--- What is expected ---
All lines featuring the string "text" are to be listed.

--- Stored rows ---
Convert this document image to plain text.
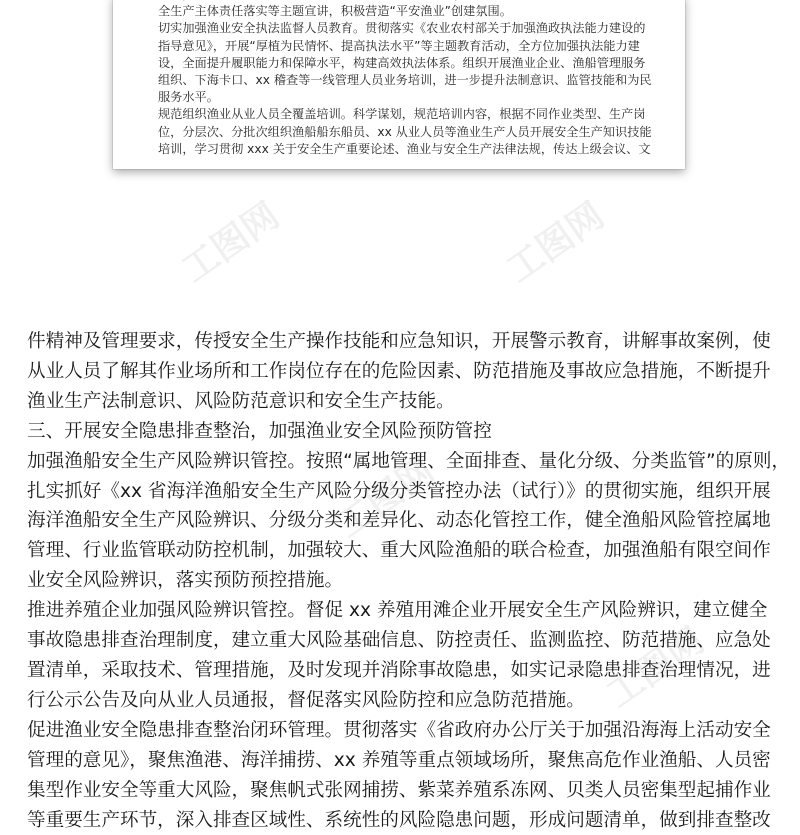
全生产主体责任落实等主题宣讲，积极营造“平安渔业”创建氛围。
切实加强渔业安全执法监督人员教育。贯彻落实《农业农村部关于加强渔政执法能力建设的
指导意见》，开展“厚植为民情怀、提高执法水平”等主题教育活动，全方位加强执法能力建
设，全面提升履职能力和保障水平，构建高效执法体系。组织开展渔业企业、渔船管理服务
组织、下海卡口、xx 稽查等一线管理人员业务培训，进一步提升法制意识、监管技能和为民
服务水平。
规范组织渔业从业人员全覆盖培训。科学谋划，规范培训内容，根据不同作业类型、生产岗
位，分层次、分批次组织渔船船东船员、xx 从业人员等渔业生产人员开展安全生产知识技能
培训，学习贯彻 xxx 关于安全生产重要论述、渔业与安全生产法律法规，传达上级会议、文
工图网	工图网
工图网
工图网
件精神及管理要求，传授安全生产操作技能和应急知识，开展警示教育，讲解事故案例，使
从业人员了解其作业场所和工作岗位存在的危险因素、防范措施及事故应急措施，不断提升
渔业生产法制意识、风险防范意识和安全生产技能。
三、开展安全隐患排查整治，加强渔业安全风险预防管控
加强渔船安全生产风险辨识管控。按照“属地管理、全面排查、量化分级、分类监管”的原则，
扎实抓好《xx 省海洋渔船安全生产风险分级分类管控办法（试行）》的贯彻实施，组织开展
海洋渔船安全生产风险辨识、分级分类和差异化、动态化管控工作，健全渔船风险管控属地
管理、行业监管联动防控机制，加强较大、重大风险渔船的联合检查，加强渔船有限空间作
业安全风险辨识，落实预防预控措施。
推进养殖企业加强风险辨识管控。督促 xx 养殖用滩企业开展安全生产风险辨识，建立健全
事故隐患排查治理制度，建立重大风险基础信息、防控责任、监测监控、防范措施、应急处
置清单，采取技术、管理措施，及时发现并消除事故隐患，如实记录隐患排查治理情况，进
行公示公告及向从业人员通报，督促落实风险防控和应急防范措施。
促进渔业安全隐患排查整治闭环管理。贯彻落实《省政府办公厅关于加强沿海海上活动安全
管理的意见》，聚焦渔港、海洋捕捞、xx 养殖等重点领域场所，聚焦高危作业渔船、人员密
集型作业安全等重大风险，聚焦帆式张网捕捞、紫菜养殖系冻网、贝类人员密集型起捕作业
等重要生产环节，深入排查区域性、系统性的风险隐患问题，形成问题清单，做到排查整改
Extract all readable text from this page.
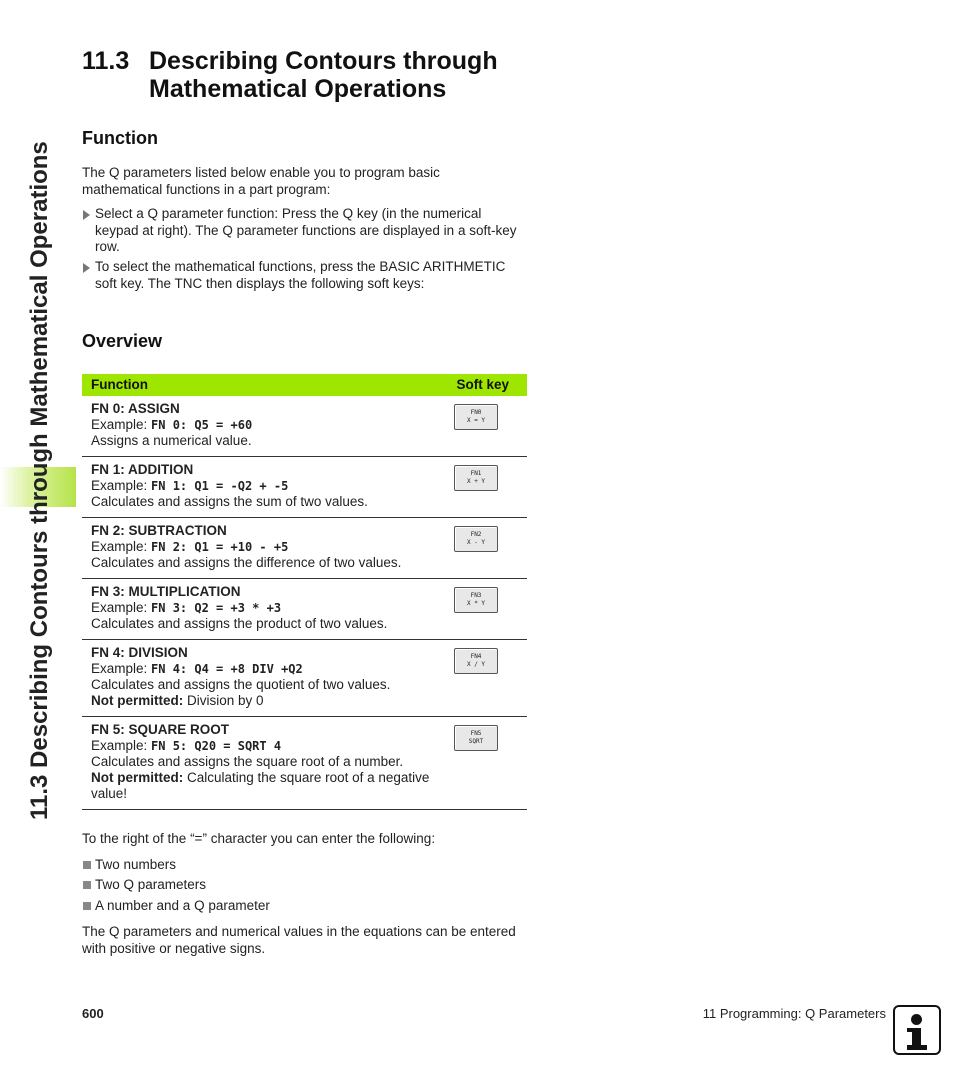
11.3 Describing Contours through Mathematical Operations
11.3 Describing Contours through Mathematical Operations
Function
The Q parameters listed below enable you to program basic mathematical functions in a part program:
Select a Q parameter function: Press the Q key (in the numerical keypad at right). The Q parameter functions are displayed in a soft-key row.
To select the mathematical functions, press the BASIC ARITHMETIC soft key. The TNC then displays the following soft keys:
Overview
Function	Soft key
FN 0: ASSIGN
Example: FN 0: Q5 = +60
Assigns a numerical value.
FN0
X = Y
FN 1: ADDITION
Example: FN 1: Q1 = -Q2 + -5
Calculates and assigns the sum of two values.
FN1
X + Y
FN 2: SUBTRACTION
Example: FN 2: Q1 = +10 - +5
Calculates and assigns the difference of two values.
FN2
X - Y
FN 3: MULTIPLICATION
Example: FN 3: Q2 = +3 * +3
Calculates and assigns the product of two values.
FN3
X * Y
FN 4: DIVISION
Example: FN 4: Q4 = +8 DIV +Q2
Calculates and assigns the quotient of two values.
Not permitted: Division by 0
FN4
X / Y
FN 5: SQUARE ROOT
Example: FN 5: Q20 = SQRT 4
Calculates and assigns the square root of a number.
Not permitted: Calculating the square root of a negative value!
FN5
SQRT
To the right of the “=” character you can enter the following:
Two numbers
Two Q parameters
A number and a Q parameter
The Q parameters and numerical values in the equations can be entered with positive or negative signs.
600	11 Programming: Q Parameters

...

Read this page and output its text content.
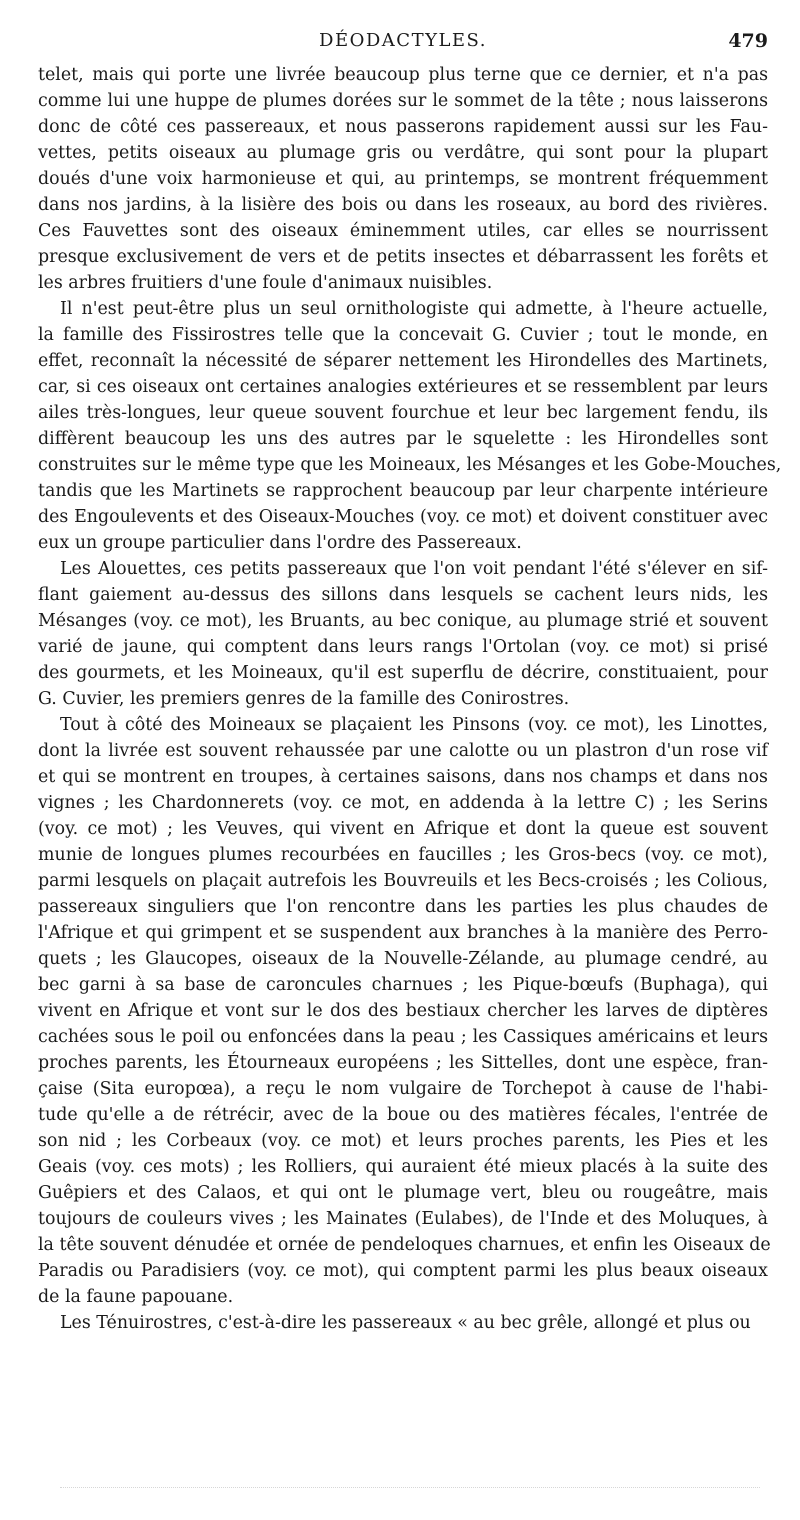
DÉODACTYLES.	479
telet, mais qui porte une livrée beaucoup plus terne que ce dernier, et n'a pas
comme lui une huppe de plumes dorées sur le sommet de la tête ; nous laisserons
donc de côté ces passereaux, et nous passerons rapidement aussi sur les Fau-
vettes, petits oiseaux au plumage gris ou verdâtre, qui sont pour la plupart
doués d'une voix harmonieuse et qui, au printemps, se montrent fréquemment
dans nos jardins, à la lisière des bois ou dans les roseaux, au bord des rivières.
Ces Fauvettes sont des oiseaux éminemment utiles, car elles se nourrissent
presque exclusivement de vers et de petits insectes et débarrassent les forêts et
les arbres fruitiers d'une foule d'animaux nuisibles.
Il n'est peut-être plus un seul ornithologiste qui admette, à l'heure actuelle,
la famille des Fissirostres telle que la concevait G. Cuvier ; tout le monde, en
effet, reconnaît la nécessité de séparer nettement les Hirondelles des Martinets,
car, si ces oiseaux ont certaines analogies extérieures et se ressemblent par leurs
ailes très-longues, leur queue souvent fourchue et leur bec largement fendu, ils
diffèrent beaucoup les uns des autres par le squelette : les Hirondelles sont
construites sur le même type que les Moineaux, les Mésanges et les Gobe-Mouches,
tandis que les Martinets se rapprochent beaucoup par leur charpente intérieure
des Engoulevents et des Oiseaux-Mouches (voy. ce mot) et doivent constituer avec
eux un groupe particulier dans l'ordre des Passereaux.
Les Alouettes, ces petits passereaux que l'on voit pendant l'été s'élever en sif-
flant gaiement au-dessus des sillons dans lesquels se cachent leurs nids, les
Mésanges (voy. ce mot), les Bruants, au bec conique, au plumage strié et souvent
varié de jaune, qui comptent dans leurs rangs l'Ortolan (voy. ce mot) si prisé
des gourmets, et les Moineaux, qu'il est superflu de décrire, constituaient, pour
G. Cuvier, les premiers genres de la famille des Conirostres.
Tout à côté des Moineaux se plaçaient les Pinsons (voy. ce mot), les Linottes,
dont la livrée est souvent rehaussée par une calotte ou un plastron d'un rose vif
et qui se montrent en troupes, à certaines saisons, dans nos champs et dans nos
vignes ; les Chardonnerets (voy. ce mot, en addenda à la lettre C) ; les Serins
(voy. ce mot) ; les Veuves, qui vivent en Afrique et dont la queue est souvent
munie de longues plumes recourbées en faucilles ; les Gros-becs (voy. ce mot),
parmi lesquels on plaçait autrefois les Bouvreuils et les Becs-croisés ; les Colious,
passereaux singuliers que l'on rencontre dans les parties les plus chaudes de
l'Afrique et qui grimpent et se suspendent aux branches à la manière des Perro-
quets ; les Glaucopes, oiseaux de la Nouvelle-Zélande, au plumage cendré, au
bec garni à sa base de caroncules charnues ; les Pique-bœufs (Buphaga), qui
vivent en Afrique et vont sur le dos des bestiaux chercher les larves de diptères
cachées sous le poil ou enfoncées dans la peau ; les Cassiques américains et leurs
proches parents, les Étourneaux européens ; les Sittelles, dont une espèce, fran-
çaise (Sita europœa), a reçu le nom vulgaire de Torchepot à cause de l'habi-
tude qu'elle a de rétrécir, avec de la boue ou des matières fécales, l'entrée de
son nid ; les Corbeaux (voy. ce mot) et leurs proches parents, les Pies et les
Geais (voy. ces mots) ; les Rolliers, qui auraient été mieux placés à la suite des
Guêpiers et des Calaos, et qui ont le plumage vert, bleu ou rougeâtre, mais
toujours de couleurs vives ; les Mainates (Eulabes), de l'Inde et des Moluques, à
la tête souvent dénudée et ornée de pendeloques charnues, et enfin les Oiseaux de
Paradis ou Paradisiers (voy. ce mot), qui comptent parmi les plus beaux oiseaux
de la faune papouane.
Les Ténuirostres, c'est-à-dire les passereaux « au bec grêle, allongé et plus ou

...

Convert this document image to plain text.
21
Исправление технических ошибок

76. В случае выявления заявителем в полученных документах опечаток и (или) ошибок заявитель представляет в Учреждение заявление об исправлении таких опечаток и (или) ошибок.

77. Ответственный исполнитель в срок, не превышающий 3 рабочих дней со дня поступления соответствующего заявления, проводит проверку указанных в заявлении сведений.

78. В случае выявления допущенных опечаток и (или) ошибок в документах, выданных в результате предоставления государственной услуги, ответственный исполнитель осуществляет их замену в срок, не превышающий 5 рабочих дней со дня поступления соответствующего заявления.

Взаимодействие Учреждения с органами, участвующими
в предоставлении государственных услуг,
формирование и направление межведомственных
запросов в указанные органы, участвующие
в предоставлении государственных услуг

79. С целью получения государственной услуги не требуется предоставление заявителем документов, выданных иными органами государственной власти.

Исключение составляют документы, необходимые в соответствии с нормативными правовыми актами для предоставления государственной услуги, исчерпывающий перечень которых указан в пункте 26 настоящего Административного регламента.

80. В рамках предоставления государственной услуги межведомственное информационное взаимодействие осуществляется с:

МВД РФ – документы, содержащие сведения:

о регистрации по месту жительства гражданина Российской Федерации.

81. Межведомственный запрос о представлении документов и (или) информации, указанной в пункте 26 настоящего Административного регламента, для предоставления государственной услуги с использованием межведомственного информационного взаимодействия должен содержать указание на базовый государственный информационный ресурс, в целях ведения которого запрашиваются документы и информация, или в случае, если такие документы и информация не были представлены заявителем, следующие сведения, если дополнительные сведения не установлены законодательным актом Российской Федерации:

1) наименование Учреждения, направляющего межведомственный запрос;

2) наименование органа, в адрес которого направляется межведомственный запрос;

--- Response for this exercise ---
Convert this document image to plain text.
Extract all readable text from this page.
Read this page and output its text content.
Convert this document image to plain text.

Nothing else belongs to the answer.